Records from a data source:
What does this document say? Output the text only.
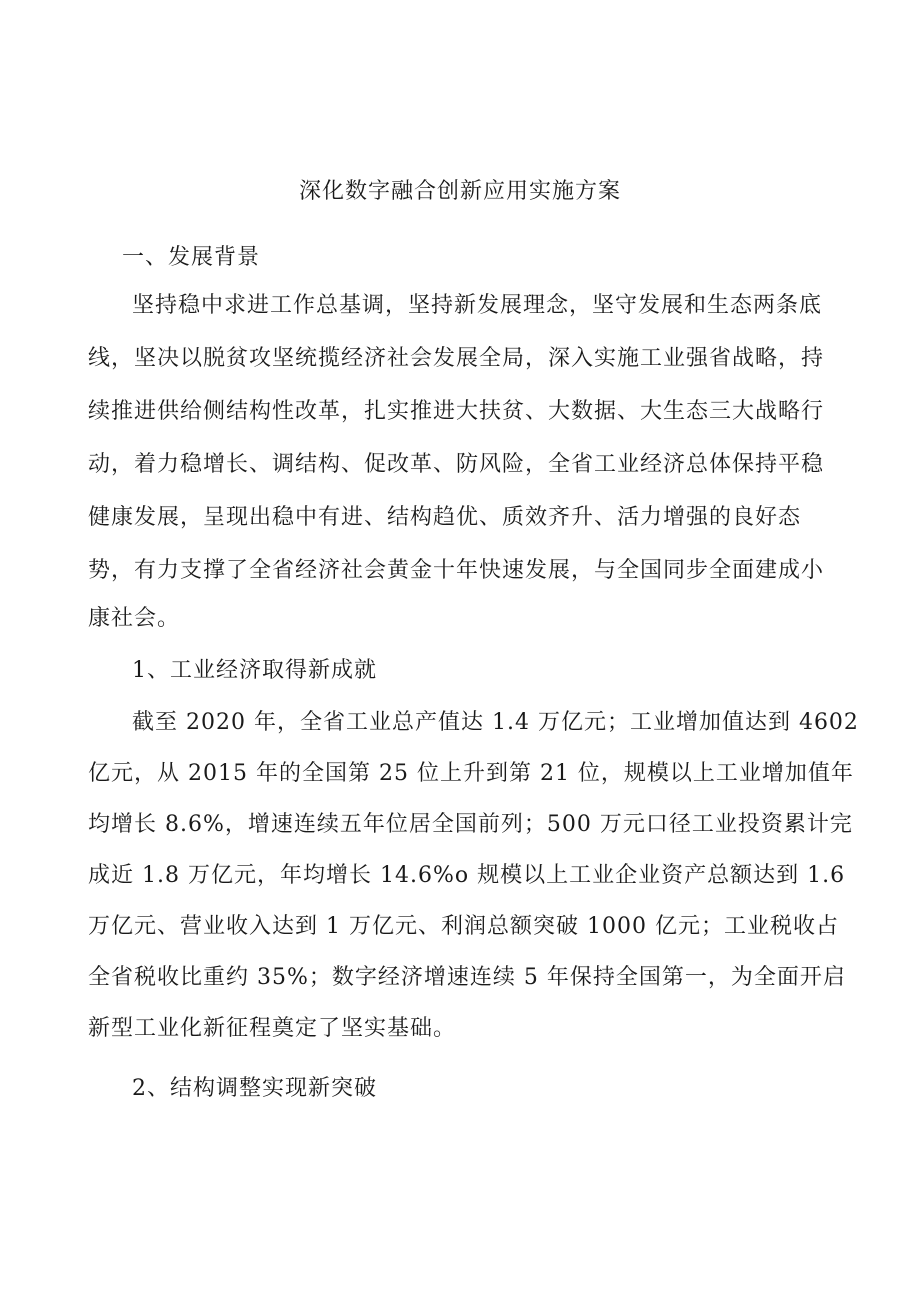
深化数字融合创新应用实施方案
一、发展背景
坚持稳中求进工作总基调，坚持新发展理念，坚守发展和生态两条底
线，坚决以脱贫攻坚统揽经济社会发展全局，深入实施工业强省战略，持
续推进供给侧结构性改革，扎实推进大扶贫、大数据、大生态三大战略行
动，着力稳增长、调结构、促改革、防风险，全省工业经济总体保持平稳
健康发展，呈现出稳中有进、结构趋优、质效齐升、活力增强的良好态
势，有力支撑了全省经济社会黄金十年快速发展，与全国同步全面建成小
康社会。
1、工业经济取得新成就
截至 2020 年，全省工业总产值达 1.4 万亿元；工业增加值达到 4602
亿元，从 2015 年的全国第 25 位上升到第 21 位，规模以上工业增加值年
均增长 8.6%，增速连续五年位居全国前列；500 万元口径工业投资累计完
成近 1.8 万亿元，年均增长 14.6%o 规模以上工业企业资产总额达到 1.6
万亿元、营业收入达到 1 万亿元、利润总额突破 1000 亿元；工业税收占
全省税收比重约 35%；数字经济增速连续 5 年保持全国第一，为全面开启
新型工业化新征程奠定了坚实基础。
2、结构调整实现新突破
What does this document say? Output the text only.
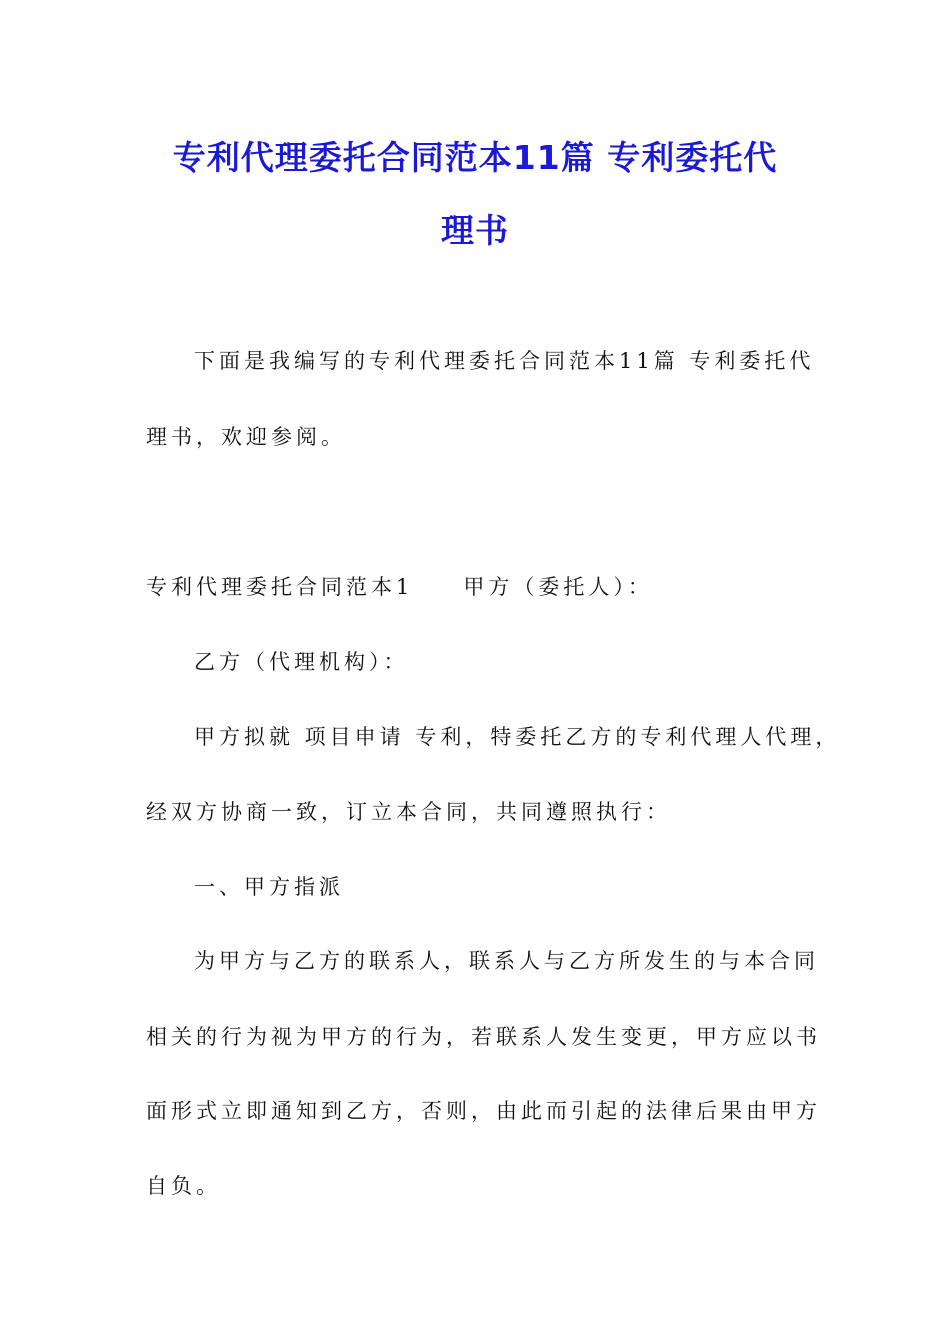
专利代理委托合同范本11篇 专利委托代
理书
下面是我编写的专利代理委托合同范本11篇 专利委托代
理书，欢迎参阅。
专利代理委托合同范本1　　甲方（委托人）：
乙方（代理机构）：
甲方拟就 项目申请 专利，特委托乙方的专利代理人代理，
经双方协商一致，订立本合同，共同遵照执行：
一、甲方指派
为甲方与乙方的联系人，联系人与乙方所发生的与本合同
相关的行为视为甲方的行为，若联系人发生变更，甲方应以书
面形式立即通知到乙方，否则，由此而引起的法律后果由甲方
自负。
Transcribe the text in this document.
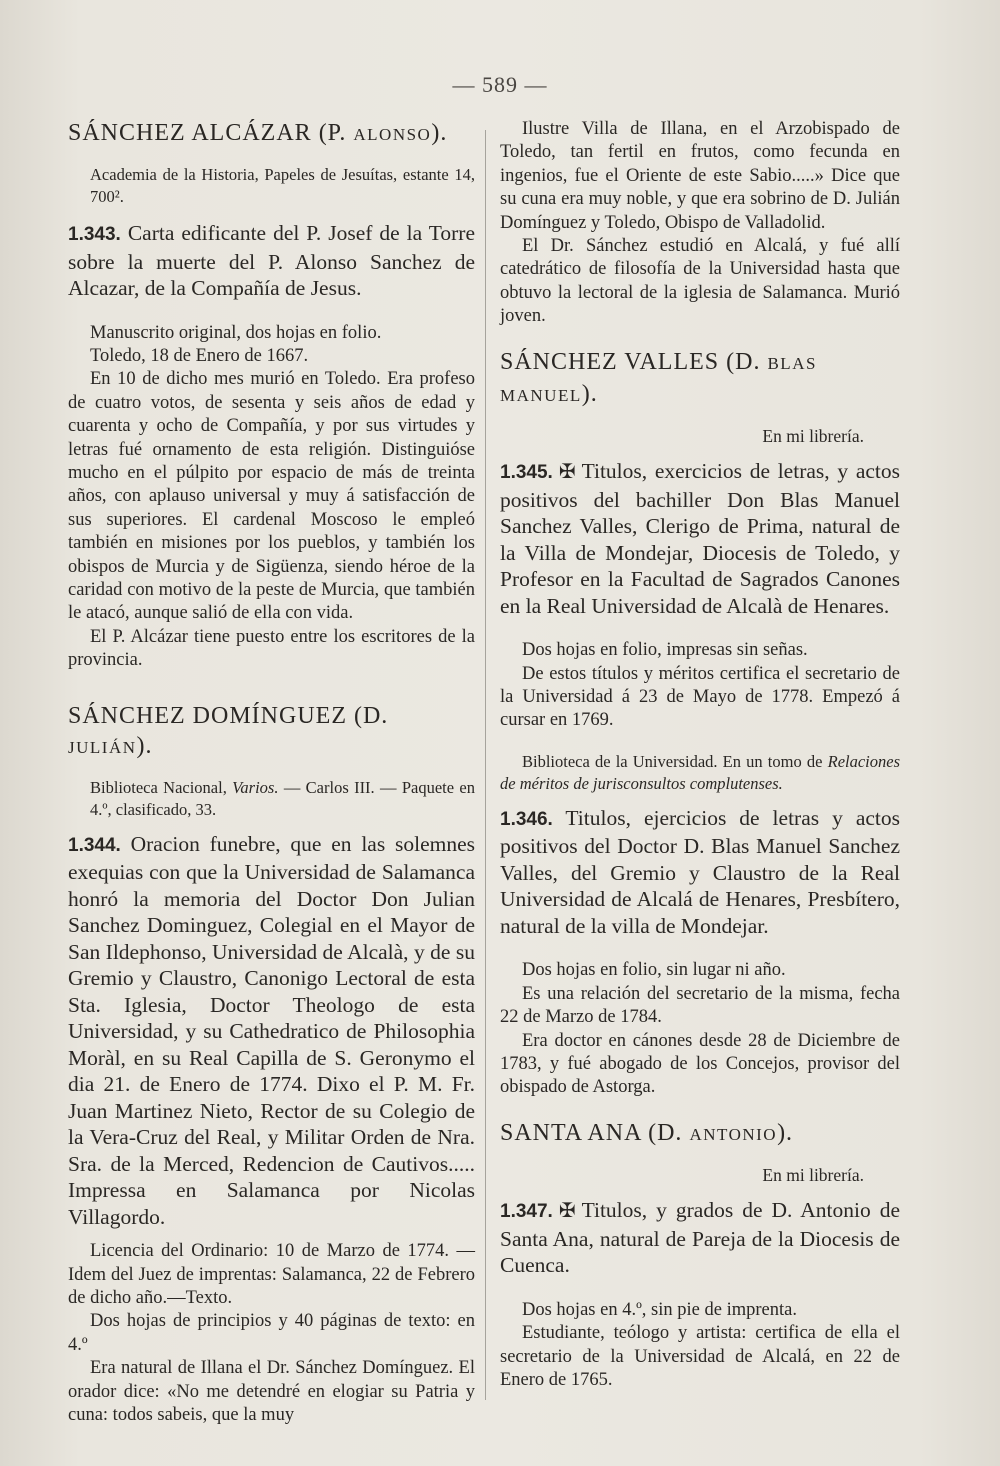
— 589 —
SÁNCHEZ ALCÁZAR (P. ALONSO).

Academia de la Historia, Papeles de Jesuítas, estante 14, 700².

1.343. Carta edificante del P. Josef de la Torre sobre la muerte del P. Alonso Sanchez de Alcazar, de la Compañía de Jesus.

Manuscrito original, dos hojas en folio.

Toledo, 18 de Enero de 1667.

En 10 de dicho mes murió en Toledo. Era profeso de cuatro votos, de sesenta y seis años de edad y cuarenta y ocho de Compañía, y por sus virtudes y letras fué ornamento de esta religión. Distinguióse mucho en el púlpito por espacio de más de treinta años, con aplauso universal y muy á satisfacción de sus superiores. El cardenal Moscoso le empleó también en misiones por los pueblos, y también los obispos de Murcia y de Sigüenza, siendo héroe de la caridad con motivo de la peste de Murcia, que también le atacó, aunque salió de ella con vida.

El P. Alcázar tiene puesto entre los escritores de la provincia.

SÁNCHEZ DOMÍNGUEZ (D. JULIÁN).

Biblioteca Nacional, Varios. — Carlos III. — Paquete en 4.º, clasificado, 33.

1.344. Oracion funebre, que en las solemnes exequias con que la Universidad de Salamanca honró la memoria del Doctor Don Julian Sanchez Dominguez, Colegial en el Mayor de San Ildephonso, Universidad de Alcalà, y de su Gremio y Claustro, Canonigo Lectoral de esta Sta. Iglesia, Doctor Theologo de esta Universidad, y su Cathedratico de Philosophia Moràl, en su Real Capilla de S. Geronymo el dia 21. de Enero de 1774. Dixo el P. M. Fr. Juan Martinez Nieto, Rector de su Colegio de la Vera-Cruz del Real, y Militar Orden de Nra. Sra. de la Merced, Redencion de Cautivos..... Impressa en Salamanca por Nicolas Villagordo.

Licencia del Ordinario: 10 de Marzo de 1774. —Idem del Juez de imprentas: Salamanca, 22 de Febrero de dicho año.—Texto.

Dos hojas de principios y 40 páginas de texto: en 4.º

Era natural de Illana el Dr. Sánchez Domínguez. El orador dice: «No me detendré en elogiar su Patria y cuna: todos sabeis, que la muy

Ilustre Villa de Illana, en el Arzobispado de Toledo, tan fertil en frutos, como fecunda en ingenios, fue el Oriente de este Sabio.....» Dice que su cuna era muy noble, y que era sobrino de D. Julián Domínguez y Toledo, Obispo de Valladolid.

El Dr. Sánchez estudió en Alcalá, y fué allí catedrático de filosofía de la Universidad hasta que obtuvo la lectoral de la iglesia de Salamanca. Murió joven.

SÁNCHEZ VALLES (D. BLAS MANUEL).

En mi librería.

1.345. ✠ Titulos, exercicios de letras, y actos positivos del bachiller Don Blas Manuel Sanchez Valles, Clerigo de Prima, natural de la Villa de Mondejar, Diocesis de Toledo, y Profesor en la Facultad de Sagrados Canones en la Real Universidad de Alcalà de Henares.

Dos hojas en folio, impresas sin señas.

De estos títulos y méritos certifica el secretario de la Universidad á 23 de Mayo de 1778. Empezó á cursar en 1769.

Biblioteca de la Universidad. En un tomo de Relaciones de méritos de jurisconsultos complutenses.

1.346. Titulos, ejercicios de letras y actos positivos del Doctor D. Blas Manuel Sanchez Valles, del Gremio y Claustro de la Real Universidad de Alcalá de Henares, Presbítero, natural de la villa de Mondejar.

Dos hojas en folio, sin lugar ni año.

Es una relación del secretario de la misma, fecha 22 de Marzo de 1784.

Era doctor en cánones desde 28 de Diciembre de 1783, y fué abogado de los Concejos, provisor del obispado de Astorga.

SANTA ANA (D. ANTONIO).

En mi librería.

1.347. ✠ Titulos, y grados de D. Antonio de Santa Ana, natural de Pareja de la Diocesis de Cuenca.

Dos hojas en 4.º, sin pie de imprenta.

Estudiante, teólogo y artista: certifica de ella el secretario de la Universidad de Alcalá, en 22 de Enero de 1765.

◆ Aim
Report each line in the preceding entries that holds the string "dicho".

◆ Response to the task
En 10 de dicho mes murió en Toledo. Era profeso de cuatro votos, de sesenta y seis años de edad y cuarenta y ocho de Compañía, y por sus virtudes y letras fué ornamento de esta religión. Distinguióse mucho en el púlpito por espacio de más de treinta años, con aplauso universal y muy á satisfacción de sus superiores. El cardenal Moscoso le empleó también en misiones por los pueblos, y también los obispos de Murcia y de Sigüenza, siendo héroe de la caridad con motivo de la peste de Murcia, que también le atacó, aunque salió de ella con vida.
Licencia del Ordinario: 10 de Marzo de 1774. —Idem del Juez de imprentas: Salamanca, 22 de Febrero de dicho año.—Texto.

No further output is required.